**Given task:**
Locate each line below that includes "主动消除或者减轻违法行为危害后果的" and reproduce it.

**Provided material:**
────────────────────────────────────────
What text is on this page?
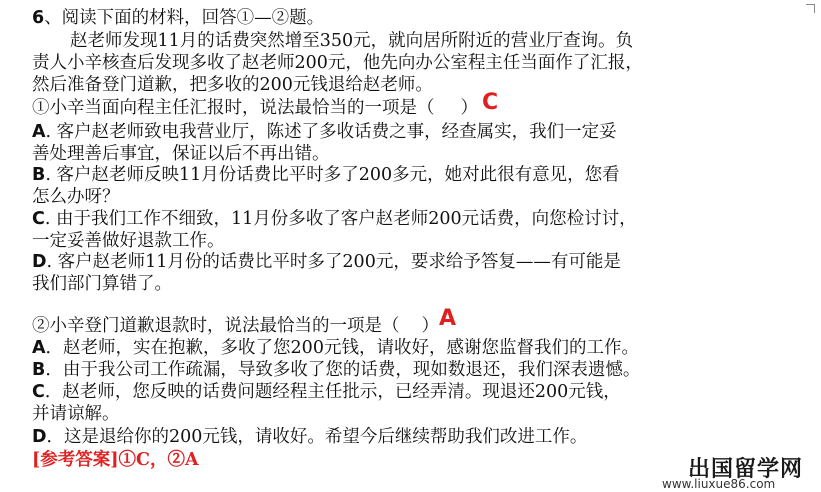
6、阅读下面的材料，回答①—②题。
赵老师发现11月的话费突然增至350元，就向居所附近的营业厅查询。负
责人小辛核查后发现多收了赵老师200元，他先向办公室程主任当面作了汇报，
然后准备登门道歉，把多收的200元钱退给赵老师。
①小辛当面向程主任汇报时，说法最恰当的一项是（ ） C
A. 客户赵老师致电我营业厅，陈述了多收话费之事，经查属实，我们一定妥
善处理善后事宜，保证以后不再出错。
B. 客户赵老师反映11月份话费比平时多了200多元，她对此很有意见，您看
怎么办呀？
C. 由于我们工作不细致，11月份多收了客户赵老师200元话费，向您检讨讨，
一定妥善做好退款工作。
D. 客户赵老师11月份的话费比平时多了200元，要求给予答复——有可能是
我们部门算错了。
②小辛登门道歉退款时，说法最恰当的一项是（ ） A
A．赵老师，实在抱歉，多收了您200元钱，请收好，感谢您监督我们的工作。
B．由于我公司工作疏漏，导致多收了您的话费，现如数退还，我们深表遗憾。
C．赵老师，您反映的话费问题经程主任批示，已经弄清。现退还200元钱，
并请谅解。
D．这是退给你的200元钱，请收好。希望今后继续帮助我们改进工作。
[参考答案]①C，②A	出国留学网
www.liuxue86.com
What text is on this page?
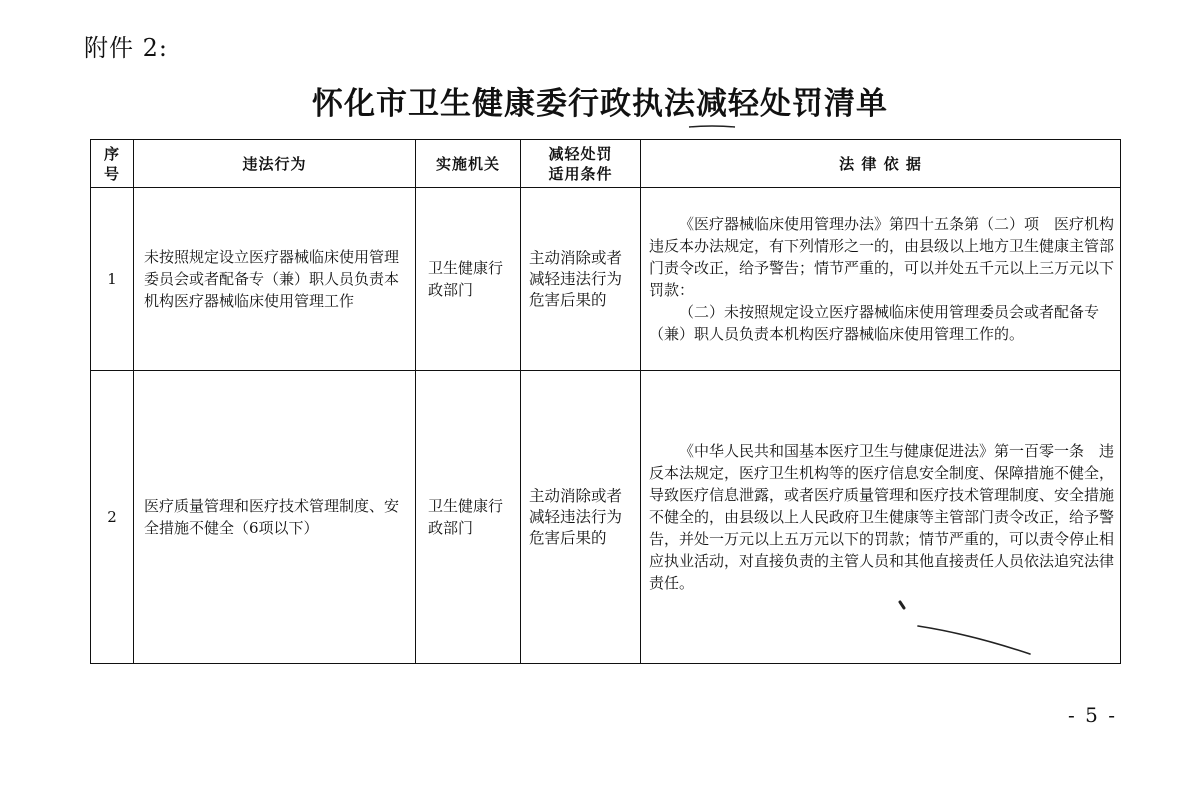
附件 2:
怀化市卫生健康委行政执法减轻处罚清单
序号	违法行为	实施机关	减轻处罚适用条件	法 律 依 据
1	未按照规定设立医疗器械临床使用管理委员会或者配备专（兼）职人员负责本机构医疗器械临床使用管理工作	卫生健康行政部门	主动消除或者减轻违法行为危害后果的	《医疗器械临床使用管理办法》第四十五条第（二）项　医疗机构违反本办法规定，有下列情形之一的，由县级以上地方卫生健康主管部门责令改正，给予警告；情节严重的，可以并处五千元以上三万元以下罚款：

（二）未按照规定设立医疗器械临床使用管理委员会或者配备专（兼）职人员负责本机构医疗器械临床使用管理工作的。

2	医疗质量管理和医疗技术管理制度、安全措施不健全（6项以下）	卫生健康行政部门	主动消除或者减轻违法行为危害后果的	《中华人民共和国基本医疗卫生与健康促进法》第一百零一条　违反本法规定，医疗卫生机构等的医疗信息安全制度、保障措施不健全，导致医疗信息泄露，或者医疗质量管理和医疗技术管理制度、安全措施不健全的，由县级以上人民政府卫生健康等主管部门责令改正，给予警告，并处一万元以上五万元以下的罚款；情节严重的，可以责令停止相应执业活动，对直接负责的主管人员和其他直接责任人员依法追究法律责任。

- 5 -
────────────────────────────────────────
**Result below:**
1	未按照规定设立医疗器械临床使用管理委员会或者配备专（兼）职人员负责本机构医疗器械临床使用管理工作	卫生健康行政部门	主动消除或者减轻违法行为危害后果的	《医疗器械临床使用管理办法》第四十五条第（二）项　医疗机构违反本办法规定，有下列情形之一的，由县级以上地方卫生健康主管部门责令改正，给予警告；情节严重的，可以并处五千元以上三万元以下罚款：
2	医疗质量管理和医疗技术管理制度、安全措施不健全（6项以下）	卫生健康行政部门	主动消除或者减轻违法行为危害后果的	《中华人民共和国基本医疗卫生与健康促进法》第一百零一条　违反本法规定，医疗卫生机构等的医疗信息安全制度、保障措施不健全，导致医疗信息泄露，或者医疗质量管理和医疗技术管理制度、安全措施不健全的，由县级以上人民政府卫生健康等主管部门责令改正，给予警告，并处一万元以上五万元以下的罚款；情节严重的，可以责令停止相应执业活动，对直接负责的主管人员和其他直接责任人员依法追究法律责任。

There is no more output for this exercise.